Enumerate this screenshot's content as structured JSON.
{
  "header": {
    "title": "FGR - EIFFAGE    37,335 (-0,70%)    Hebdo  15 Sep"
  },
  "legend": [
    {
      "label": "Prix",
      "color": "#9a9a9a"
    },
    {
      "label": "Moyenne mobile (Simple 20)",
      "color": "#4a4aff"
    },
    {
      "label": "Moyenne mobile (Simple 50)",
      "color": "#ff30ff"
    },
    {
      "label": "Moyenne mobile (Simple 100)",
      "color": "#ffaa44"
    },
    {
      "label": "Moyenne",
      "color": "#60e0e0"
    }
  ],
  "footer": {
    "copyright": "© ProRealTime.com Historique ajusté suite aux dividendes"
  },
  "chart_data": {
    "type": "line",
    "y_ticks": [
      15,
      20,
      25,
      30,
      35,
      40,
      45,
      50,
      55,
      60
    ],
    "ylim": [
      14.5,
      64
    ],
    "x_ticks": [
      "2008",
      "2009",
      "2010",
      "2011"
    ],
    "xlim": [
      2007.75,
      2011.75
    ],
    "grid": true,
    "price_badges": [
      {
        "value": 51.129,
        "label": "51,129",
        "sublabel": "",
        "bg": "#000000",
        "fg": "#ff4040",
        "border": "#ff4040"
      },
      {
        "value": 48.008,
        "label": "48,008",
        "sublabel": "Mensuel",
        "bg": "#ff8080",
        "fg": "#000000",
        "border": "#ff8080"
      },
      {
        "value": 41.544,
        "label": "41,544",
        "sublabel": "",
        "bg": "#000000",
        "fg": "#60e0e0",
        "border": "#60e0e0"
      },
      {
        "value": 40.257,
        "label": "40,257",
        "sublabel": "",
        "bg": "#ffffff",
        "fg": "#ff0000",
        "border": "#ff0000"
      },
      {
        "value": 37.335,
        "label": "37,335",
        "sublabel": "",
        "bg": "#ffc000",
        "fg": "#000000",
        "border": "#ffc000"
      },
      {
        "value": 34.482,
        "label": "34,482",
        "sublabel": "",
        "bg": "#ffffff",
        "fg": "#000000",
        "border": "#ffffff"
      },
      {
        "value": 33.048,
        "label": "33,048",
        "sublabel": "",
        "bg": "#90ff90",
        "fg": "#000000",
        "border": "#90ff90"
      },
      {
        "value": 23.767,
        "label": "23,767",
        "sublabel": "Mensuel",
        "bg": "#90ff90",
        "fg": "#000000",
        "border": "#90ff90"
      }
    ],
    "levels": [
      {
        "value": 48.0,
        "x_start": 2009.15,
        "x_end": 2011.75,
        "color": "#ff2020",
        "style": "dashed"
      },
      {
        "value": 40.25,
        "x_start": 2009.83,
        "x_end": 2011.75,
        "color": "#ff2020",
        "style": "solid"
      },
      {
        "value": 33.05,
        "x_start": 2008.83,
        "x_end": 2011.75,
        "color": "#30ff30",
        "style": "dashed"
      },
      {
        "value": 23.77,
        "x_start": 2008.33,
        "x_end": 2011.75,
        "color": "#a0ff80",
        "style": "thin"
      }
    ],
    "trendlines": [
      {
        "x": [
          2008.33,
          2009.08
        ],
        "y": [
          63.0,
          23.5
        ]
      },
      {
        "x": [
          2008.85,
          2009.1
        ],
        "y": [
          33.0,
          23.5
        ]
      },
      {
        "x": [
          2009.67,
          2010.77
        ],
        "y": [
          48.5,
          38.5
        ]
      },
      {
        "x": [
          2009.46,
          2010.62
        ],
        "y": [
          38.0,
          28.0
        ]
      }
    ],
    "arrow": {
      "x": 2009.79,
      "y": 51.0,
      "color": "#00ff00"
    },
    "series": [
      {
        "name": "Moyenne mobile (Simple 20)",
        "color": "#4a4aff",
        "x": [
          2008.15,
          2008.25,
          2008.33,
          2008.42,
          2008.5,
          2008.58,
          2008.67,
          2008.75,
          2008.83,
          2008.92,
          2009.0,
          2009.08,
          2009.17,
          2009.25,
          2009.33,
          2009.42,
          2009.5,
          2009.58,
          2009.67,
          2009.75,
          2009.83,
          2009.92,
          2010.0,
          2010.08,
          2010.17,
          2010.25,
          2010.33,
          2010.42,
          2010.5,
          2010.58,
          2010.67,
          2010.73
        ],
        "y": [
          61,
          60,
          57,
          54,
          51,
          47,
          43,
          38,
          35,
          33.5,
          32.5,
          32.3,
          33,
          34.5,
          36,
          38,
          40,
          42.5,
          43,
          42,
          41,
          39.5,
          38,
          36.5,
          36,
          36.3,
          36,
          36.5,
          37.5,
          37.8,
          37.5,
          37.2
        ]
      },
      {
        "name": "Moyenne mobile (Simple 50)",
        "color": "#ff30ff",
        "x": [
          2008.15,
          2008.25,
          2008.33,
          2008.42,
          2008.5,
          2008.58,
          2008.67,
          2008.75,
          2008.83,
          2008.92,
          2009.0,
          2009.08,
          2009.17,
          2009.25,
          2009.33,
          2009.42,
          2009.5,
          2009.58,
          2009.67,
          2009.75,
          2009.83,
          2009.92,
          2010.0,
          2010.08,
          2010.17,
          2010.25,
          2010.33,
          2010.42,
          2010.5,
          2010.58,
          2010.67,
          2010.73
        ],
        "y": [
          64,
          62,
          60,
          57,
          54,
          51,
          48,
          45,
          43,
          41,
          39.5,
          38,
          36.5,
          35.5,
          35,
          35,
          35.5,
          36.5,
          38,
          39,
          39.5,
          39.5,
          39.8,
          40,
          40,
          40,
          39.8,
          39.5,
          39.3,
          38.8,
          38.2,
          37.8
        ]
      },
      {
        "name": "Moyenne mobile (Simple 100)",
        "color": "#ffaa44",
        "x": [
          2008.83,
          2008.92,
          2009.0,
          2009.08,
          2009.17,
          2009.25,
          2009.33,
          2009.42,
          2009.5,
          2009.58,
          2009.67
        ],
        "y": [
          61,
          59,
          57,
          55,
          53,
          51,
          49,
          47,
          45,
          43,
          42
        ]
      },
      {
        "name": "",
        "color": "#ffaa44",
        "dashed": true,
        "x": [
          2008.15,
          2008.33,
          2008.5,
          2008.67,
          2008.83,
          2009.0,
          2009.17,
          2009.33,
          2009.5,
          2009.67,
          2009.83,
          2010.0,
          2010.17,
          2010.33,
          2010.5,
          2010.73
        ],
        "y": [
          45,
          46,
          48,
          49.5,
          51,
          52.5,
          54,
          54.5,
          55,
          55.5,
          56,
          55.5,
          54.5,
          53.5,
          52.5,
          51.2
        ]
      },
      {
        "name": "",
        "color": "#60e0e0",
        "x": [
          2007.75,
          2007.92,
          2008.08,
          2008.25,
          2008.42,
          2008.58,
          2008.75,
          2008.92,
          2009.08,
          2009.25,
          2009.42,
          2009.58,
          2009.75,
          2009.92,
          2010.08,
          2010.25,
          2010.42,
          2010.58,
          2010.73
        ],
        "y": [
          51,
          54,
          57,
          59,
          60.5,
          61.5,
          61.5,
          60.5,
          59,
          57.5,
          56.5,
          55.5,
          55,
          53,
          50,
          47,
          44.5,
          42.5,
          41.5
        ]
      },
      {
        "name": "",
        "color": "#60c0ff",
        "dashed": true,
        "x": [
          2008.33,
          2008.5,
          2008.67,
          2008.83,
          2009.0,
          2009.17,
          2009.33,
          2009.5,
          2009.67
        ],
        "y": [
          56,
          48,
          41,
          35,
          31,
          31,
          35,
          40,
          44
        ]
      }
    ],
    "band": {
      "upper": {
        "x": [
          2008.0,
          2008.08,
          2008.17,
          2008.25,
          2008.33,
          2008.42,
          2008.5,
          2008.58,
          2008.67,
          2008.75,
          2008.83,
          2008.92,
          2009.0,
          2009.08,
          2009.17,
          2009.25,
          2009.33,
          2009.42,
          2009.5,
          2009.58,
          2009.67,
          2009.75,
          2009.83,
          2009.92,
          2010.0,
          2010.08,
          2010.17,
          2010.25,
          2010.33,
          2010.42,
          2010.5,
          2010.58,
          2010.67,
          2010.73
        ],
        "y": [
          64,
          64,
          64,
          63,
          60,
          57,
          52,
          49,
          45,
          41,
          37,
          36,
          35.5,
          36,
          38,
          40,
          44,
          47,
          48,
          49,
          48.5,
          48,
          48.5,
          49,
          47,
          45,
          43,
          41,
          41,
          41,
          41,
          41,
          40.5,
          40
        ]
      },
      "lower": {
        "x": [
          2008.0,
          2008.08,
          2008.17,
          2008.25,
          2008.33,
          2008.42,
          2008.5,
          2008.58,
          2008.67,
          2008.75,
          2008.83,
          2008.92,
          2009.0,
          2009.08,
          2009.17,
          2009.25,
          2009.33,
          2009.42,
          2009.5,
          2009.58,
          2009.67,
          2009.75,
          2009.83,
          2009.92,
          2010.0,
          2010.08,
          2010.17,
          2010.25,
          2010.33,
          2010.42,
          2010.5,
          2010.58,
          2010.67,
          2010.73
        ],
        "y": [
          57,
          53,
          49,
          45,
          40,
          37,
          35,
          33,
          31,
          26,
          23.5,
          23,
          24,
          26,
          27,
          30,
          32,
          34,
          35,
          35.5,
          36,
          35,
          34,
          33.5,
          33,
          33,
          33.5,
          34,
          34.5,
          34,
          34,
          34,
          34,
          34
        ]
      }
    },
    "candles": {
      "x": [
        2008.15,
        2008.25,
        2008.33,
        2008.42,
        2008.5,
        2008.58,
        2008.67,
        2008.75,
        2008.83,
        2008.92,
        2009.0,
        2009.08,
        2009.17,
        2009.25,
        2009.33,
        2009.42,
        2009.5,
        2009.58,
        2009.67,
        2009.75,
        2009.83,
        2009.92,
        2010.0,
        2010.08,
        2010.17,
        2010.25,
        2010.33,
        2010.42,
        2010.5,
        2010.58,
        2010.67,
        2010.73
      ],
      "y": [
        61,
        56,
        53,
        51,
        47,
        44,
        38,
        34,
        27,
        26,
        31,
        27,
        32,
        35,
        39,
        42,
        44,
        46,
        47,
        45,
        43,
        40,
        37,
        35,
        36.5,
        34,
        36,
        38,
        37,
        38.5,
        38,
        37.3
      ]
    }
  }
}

Your task => Scan the listing above. Gather each line that contains the word "style".

Finished task =>
        "style": "dashed"
        "style": "solid"
        "style": "dashed"
        "style": "thin"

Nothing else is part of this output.